» **Excerpted data**:
★ ★ ★ ★ ★

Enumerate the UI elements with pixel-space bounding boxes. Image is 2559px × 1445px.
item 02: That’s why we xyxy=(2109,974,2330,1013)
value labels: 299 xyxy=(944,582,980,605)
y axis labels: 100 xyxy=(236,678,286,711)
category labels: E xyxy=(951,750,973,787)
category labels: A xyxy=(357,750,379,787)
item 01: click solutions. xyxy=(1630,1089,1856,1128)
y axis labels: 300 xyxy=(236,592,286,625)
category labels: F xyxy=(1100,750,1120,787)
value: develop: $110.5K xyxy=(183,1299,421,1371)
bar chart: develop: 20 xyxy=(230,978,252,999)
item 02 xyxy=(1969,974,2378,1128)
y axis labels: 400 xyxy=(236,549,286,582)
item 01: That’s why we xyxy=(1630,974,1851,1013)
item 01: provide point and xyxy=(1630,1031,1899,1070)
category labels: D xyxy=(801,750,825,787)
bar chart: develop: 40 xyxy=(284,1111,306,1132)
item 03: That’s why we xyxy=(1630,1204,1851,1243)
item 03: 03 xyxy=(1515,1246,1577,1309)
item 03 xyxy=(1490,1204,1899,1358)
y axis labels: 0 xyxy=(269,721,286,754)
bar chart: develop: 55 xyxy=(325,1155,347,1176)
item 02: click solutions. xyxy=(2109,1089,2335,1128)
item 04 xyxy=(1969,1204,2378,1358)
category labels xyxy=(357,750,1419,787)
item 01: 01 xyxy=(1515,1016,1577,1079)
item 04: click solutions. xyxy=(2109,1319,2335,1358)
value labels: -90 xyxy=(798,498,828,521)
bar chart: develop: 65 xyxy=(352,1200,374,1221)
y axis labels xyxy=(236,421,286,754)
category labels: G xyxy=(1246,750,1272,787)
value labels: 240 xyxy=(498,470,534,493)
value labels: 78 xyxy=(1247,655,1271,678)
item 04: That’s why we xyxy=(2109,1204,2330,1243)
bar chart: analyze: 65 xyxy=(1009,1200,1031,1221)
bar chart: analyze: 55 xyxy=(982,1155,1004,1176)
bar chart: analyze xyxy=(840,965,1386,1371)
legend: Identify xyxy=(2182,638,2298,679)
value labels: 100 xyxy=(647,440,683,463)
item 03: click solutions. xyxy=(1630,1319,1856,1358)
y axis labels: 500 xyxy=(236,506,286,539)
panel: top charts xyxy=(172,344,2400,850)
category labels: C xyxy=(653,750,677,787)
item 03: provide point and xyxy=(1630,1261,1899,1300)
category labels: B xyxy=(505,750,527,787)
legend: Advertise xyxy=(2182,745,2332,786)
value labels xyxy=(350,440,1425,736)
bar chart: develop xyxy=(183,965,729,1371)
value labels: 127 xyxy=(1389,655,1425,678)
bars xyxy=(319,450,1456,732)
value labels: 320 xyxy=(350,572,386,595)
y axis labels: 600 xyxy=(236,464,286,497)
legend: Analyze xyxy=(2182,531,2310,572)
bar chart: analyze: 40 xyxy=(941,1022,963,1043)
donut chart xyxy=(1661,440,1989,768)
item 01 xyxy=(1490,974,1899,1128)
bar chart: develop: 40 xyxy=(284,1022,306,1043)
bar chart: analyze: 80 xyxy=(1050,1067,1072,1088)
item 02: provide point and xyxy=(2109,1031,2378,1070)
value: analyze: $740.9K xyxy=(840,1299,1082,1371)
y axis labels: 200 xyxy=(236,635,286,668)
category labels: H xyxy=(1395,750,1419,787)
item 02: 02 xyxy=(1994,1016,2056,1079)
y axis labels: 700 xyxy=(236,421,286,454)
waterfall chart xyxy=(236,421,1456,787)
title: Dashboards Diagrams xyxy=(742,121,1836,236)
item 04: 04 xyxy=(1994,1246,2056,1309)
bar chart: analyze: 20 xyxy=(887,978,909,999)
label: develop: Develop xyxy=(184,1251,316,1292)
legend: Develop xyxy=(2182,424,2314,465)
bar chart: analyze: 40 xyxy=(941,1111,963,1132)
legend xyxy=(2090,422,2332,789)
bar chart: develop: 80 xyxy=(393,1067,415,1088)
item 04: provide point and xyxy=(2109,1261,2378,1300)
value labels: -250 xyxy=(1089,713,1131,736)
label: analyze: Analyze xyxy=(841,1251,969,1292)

★ ★ ★ ★ ★

» **Work to do**: Convert every line of the material above into a JSON array of strings, one string per line, omitting blank lines.

» **Solution to the problem**:
[
  "Enumerate the UI elements with pixel-space bounding boxes. Image is 2559px × 1445px.",
  "item 02: That’s why we xyxy=(2109,974,2330,1013)",
  "value labels: 299 xyxy=(944,582,980,605)",
  "y axis labels: 100 xyxy=(236,678,286,711)",
  "category labels: E xyxy=(951,750,973,787)",
  "category labels: A xyxy=(357,750,379,787)",
  "item 01: click solutions. xyxy=(1630,1089,1856,1128)",
  "y axis labels: 300 xyxy=(236,592,286,625)",
  "category labels: F xyxy=(1100,750,1120,787)",
  "value: develop: $110.5K xyxy=(183,1299,421,1371)",
  "bar chart: develop: 20 xyxy=(230,978,252,999)",
  "item 02 xyxy=(1969,974,2378,1128)",
  "y axis labels: 400 xyxy=(236,549,286,582)",
  "item 01: That’s why we xyxy=(1630,974,1851,1013)",
  "item 01: provide point and xyxy=(1630,1031,1899,1070)",
  "category labels: D xyxy=(801,750,825,787)",
  "bar chart: develop: 40 xyxy=(284,1111,306,1132)",
  "item 03: That’s why we xyxy=(1630,1204,1851,1243)",
  "item 03: 03 xyxy=(1515,1246,1577,1309)",
  "item 03 xyxy=(1490,1204,1899,1358)",
  "y axis labels: 0 xyxy=(269,721,286,754)",
  "bar chart: develop: 55 xyxy=(325,1155,347,1176)",
  "item 02: click solutions. xyxy=(2109,1089,2335,1128)",
  "item 04 xyxy=(1969,1204,2378,1358)",
  "category labels xyxy=(357,750,1419,787)",
  "item 01: 01 xyxy=(1515,1016,1577,1079)",
  "item 04: click solutions. xyxy=(2109,1319,2335,1358)",
  "value labels: -90 xyxy=(798,498,828,521)",
  "bar chart: develop: 65 xyxy=(352,1200,374,1221)",
  "y axis labels xyxy=(236,421,286,754)",
  "category labels: G xyxy=(1246,750,1272,787)",
  "value labels: 240 xyxy=(498,470,534,493)",
  "value labels: 78 xyxy=(1247,655,1271,678)",
  "item 04: That’s why we xyxy=(2109,1204,2330,1243)",
  "bar chart: analyze: 65 xyxy=(1009,1200,1031,1221)",
  "bar chart: analyze: 55 xyxy=(982,1155,1004,1176)",
  "bar chart: analyze xyxy=(840,965,1386,1371)",
  "legend: Identify xyxy=(2182,638,2298,679)",
  "value labels: 100 xyxy=(647,440,683,463)",
  "item 03: click solutions. xyxy=(1630,1319,1856,1358)",
  "y axis labels: 500 xyxy=(236,506,286,539)",
  "panel: top charts xyxy=(172,344,2400,850)",
  "category labels: C xyxy=(653,750,677,787)",
  "item 03: provide point and xyxy=(1630,1261,1899,1300)",
  "category labels: B xyxy=(505,750,527,787)",
  "legend: Advertise xyxy=(2182,745,2332,786)",
  "value labels xyxy=(350,440,1425,736)",
  "bar chart: develop xyxy=(183,965,729,1371)",
  "value labels: 127 xyxy=(1389,655,1425,678)",
  "bars xyxy=(319,450,1456,732)",
  "value labels: 320 xyxy=(350,572,386,595)",
  "y axis labels: 600 xyxy=(236,464,286,497)",
  "legend: Analyze xyxy=(2182,531,2310,572)",
  "bar chart: analyze: 40 xyxy=(941,1022,963,1043)",
  "donut chart xyxy=(1661,440,1989,768)",
  "item 01 xyxy=(1490,974,1899,1128)",
  "bar chart: develop: 40 xyxy=(284,1022,306,1043)",
  "bar chart: analyze: 80 xyxy=(1050,1067,1072,1088)",
  "item 02: provide point and xyxy=(2109,1031,2378,1070)",
  "value: analyze: $740.9K xyxy=(840,1299,1082,1371)",
  "y axis labels: 200 xyxy=(236,635,286,668)",
  "category labels: H xyxy=(1395,750,1419,787)",
  "item 02: 02 xyxy=(1994,1016,2056,1079)",
  "y axis labels: 700 xyxy=(236,421,286,454)",
  "waterfall chart xyxy=(236,421,1456,787)",
  "title: Dashboards Diagrams xyxy=(742,121,1836,236)",
  "item 04: 04 xyxy=(1994,1246,2056,1309)",
  "bar chart: analyze: 20 xyxy=(887,978,909,999)",
  "label: develop: Develop xyxy=(184,1251,316,1292)",
  "legend: Develop xyxy=(2182,424,2314,465)",
  "bar chart: analyze: 40 xyxy=(941,1111,963,1132)",
  "legend xyxy=(2090,422,2332,789)",
  "bar chart: develop: 80 xyxy=(393,1067,415,1088)",
  "item 04: provide point and xyxy=(2109,1261,2378,1300)",
  "value labels: -250 xyxy=(1089,713,1131,736)",
  "label: analyze: Analyze xyxy=(841,1251,969,1292)"
]